-- begin DATA ROWS --
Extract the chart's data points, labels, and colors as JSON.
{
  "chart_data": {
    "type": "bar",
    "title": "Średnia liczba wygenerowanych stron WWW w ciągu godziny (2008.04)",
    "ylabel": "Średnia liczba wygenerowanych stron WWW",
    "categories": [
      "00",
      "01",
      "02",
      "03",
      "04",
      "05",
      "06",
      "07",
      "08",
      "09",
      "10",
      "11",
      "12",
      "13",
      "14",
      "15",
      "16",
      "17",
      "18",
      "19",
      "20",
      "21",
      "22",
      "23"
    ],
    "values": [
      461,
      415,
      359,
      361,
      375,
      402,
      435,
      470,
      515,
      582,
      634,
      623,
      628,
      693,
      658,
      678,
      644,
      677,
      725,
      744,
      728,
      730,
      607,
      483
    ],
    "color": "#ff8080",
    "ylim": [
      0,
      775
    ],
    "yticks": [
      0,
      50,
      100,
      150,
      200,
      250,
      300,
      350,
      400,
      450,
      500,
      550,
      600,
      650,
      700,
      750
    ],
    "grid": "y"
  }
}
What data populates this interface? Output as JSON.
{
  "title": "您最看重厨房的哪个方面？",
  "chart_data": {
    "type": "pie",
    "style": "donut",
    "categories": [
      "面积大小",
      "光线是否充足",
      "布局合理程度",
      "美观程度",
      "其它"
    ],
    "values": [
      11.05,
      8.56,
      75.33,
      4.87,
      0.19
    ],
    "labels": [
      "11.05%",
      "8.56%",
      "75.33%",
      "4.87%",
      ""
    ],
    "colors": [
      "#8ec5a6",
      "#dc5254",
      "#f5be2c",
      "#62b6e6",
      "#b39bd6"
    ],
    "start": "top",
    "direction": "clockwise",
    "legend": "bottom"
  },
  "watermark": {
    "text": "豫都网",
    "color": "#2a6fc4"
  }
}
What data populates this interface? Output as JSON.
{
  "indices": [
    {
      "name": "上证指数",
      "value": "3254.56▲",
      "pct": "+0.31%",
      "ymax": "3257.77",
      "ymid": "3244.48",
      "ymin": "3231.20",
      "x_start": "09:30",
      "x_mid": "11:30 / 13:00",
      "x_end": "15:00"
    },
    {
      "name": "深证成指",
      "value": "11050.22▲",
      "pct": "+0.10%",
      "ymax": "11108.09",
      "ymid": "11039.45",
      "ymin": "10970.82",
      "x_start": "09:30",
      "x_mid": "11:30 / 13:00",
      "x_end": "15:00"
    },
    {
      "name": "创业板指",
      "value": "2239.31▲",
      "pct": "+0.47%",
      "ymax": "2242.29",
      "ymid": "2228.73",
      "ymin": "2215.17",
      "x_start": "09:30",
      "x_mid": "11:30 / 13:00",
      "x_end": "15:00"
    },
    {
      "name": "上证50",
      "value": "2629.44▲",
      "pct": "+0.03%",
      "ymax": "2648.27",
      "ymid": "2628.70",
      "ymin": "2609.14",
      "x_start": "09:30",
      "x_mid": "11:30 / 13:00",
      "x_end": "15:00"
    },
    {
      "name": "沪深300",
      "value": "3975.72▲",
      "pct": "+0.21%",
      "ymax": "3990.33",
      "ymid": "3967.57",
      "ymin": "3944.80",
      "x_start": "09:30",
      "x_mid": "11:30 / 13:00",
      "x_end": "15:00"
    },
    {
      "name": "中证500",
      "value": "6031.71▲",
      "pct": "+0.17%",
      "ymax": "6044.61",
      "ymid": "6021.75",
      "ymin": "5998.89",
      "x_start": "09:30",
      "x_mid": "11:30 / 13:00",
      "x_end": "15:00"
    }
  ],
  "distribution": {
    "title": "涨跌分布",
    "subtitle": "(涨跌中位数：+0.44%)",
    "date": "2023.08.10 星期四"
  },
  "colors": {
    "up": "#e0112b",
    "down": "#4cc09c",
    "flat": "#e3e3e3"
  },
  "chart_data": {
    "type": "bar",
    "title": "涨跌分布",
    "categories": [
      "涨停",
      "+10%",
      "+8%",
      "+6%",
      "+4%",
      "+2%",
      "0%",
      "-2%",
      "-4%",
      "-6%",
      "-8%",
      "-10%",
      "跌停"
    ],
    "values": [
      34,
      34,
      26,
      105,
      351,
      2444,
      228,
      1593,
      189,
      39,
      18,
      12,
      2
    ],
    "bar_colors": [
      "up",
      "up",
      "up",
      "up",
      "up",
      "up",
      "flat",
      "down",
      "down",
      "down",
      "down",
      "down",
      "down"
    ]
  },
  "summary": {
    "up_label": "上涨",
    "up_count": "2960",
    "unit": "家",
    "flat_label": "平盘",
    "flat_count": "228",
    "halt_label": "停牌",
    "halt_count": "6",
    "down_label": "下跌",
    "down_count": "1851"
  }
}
-- end DATA ROWS --
Every line of the data above should be copied exactly.

Extract the chart's data points, labels, and colors as JSON.
{
  "chart_data": {
    "type": "bar",
    "title": "Średnia liczba wygenerowanych stron WWW w ciągu godziny (2008.04)",
    "ylabel": "Średnia liczba wygenerowanych stron WWW",
    "categories": [
      "00",
      "01",
      "02",
      "03",
      "04",
      "05",
      "06",
      "07",
      "08",
      "09",
      "10",
      "11",
      "12",
      "13",
      "14",
      "15",
      "16",
      "17",
      "18",
      "19",
      "20",
      "21",
      "22",
      "23"
    ],
    "values": [
      461,
      415,
      359,
      361,
      375,
      402,
      435,
      470,
      515,
      582,
      634,
      623,
      628,
      693,
      658,
      678,
      644,
      677,
      725,
      744,
      728,
      730,
      607,
      483
    ],
    "color": "#ff8080",
    "ylim": [
      0,
      775
    ],
    "yticks": [
      0,
      50,
      100,
      150,
      200,
      250,
      300,
      350,
      400,
      450,
      500,
      550,
      600,
      650,
      700,
      750
    ],
    "grid": "y"
  }
}
What data populates this interface? Output as JSON.
{
  "title": "您最看重厨房的哪个方面？",
  "chart_data": {
    "type": "pie",
    "style": "donut",
    "categories": [
      "面积大小",
      "光线是否充足",
      "布局合理程度",
      "美观程度",
      "其它"
    ],
    "values": [
      11.05,
      8.56,
      75.33,
      4.87,
      0.19
    ],
    "labels": [
      "11.05%",
      "8.56%",
      "75.33%",
      "4.87%",
      ""
    ],
    "colors": [
      "#8ec5a6",
      "#dc5254",
      "#f5be2c",
      "#62b6e6",
      "#b39bd6"
    ],
    "start": "top",
    "direction": "clockwise",
    "legend": "bottom"
  },
  "watermark": {
    "text": "豫都网",
    "color": "#2a6fc4"
  }
}
What data populates this interface? Output as JSON.
{
  "indices": [
    {
      "name": "上证指数",
      "value": "3254.56▲",
      "pct": "+0.31%",
      "ymax": "3257.77",
      "ymid": "3244.48",
      "ymin": "3231.20",
      "x_start": "09:30",
      "x_mid": "11:30 / 13:00",
      "x_end": "15:00"
    },
    {
      "name": "深证成指",
      "value": "11050.22▲",
      "pct": "+0.10%",
      "ymax": "11108.09",
      "ymid": "11039.45",
      "ymin": "10970.82",
      "x_start": "09:30",
      "x_mid": "11:30 / 13:00",
      "x_end": "15:00"
    },
    {
      "name": "创业板指",
      "value": "2239.31▲",
      "pct": "+0.47%",
      "ymax": "2242.29",
      "ymid": "2228.73",
      "ymin": "2215.17",
      "x_start": "09:30",
      "x_mid": "11:30 / 13:00",
      "x_end": "15:00"
    },
    {
      "name": "上证50",
      "value": "2629.44▲",
      "pct": "+0.03%",
      "ymax": "2648.27",
      "ymid": "2628.70",
      "ymin": "2609.14",
      "x_start": "09:30",
      "x_mid": "11:30 / 13:00",
      "x_end": "15:00"
    },
    {
      "name": "沪深300",
      "value": "3975.72▲",
      "pct": "+0.21%",
      "ymax": "3990.33",
      "ymid": "3967.57",
      "ymin": "3944.80",
      "x_start": "09:30",
      "x_mid": "11:30 / 13:00",
      "x_end": "15:00"
    },
    {
      "name": "中证500",
      "value": "6031.71▲",
      "pct": "+0.17%",
      "ymax": "6044.61",
      "ymid": "6021.75",
      "ymin": "5998.89",
      "x_start": "09:30",
      "x_mid": "11:30 / 13:00",
      "x_end": "15:00"
    }
  ],
  "distribution": {
    "title": "涨跌分布",
    "subtitle": "(涨跌中位数：+0.44%)",
    "date": "2023.08.10 星期四"
  },
  "colors": {
    "up": "#e0112b",
    "down": "#4cc09c",
    "flat": "#e3e3e3"
  },
  "chart_data": {
    "type": "bar",
    "title": "涨跌分布",
    "categories": [
      "涨停",
      "+10%",
      "+8%",
      "+6%",
      "+4%",
      "+2%",
      "0%",
      "-2%",
      "-4%",
      "-6%",
      "-8%",
      "-10%",
      "跌停"
    ],
    "values": [
      34,
      34,
      26,
      105,
      351,
      2444,
      228,
      1593,
      189,
      39,
      18,
      12,
      2
    ],
    "bar_colors": [
      "up",
      "up",
      "up",
      "up",
      "up",
      "up",
      "flat",
      "down",
      "down",
      "down",
      "down",
      "down",
      "down"
    ]
  },
  "summary": {
    "up_label": "上涨",
    "up_count": "2960",
    "unit": "家",
    "flat_label": "平盘",
    "flat_count": "228",
    "halt_label": "停牌",
    "halt_count": "6",
    "down_label": "下跌",
    "down_count": "1851"
  }
}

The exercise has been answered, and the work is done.